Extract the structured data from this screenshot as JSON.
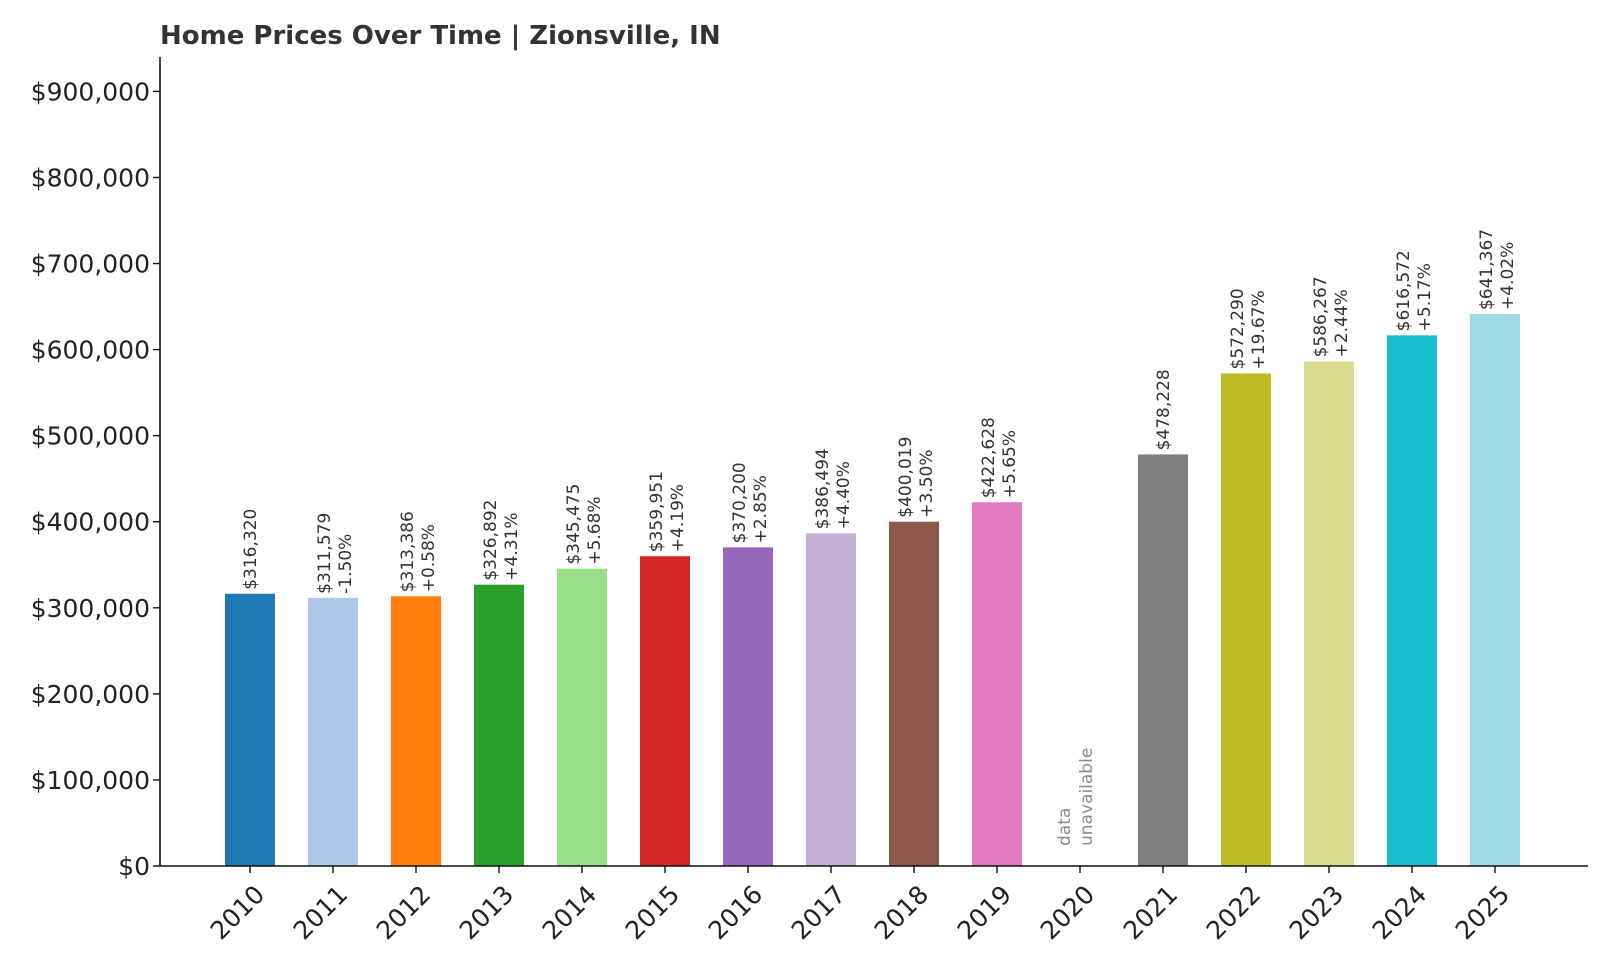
{
  "chart_data": {
    "type": "bar",
    "title": "Home Prices Over Time | Zionsville, IN",
    "xlabel": "",
    "ylabel": "",
    "ylim": [
      0,
      940000
    ],
    "ytick_values": [
      0,
      100000,
      200000,
      300000,
      400000,
      500000,
      600000,
      700000,
      800000,
      900000
    ],
    "ytick_labels": [
      "$0",
      "$100,000",
      "$200,000",
      "$300,000",
      "$400,000",
      "$500,000",
      "$600,000",
      "$700,000",
      "$800,000",
      "$900,000"
    ],
    "grid": false,
    "legend": "none",
    "categories": [
      "2010",
      "2011",
      "2012",
      "2013",
      "2014",
      "2015",
      "2016",
      "2017",
      "2018",
      "2019",
      "2020",
      "2021",
      "2022",
      "2023",
      "2024",
      "2025"
    ],
    "values": [
      316320,
      311579,
      313386,
      326892,
      345475,
      359951,
      370200,
      386494,
      400019,
      422628,
      null,
      478228,
      572290,
      586267,
      616572,
      641367
    ],
    "value_labels": [
      "$316,320",
      "$311,579",
      "$313,386",
      "$326,892",
      "$345,475",
      "$359,951",
      "$370,200",
      "$386,494",
      "$400,019",
      "$422,628",
      "",
      "$478,228",
      "$572,290",
      "$586,267",
      "$616,572",
      "$641,367"
    ],
    "change_labels": [
      "",
      "-1.50%",
      "+0.58%",
      "+4.31%",
      "+5.68%",
      "+4.19%",
      "+2.85%",
      "+4.40%",
      "+3.50%",
      "+5.65%",
      "",
      "",
      "+19.67%",
      "+2.44%",
      "+5.17%",
      "+4.02%"
    ],
    "missing_label_lines": [
      "data",
      "unavailable"
    ],
    "colors": [
      "#1f77b4",
      "#aec7e8",
      "#ff7f0e",
      "#2ca02c",
      "#98df8a",
      "#d62728",
      "#9467bd",
      "#c5b0d5",
      "#8c564b",
      "#e377c2",
      "#f7b6d2",
      "#7f7f7f",
      "#bcbd22",
      "#dbdb8d",
      "#17becf",
      "#9edae5"
    ]
  }
}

-=-=-=-=-

* _Your task_: Copy out each line exactly, without the pictures.

* _The response_:
Extract the structured data from this screenshot as JSON.
{
  "chart_data": {
    "type": "bar",
    "title": "Home Prices Over Time | Zionsville, IN",
    "xlabel": "",
    "ylabel": "",
    "ylim": [
      0,
      940000
    ],
    "ytick_values": [
      0,
      100000,
      200000,
      300000,
      400000,
      500000,
      600000,
      700000,
      800000,
      900000
    ],
    "ytick_labels": [
      "$0",
      "$100,000",
      "$200,000",
      "$300,000",
      "$400,000",
      "$500,000",
      "$600,000",
      "$700,000",
      "$800,000",
      "$900,000"
    ],
    "grid": false,
    "legend": "none",
    "categories": [
      "2010",
      "2011",
      "2012",
      "2013",
      "2014",
      "2015",
      "2016",
      "2017",
      "2018",
      "2019",
      "2020",
      "2021",
      "2022",
      "2023",
      "2024",
      "2025"
    ],
    "values": [
      316320,
      311579,
      313386,
      326892,
      345475,
      359951,
      370200,
      386494,
      400019,
      422628,
      null,
      478228,
      572290,
      586267,
      616572,
      641367
    ],
    "value_labels": [
      "$316,320",
      "$311,579",
      "$313,386",
      "$326,892",
      "$345,475",
      "$359,951",
      "$370,200",
      "$386,494",
      "$400,019",
      "$422,628",
      "",
      "$478,228",
      "$572,290",
      "$586,267",
      "$616,572",
      "$641,367"
    ],
    "change_labels": [
      "",
      "-1.50%",
      "+0.58%",
      "+4.31%",
      "+5.68%",
      "+4.19%",
      "+2.85%",
      "+4.40%",
      "+3.50%",
      "+5.65%",
      "",
      "",
      "+19.67%",
      "+2.44%",
      "+5.17%",
      "+4.02%"
    ],
    "missing_label_lines": [
      "data",
      "unavailable"
    ],
    "colors": [
      "#1f77b4",
      "#aec7e8",
      "#ff7f0e",
      "#2ca02c",
      "#98df8a",
      "#d62728",
      "#9467bd",
      "#c5b0d5",
      "#8c564b",
      "#e377c2",
      "#f7b6d2",
      "#7f7f7f",
      "#bcbd22",
      "#dbdb8d",
      "#17becf",
      "#9edae5"
    ]
  }
}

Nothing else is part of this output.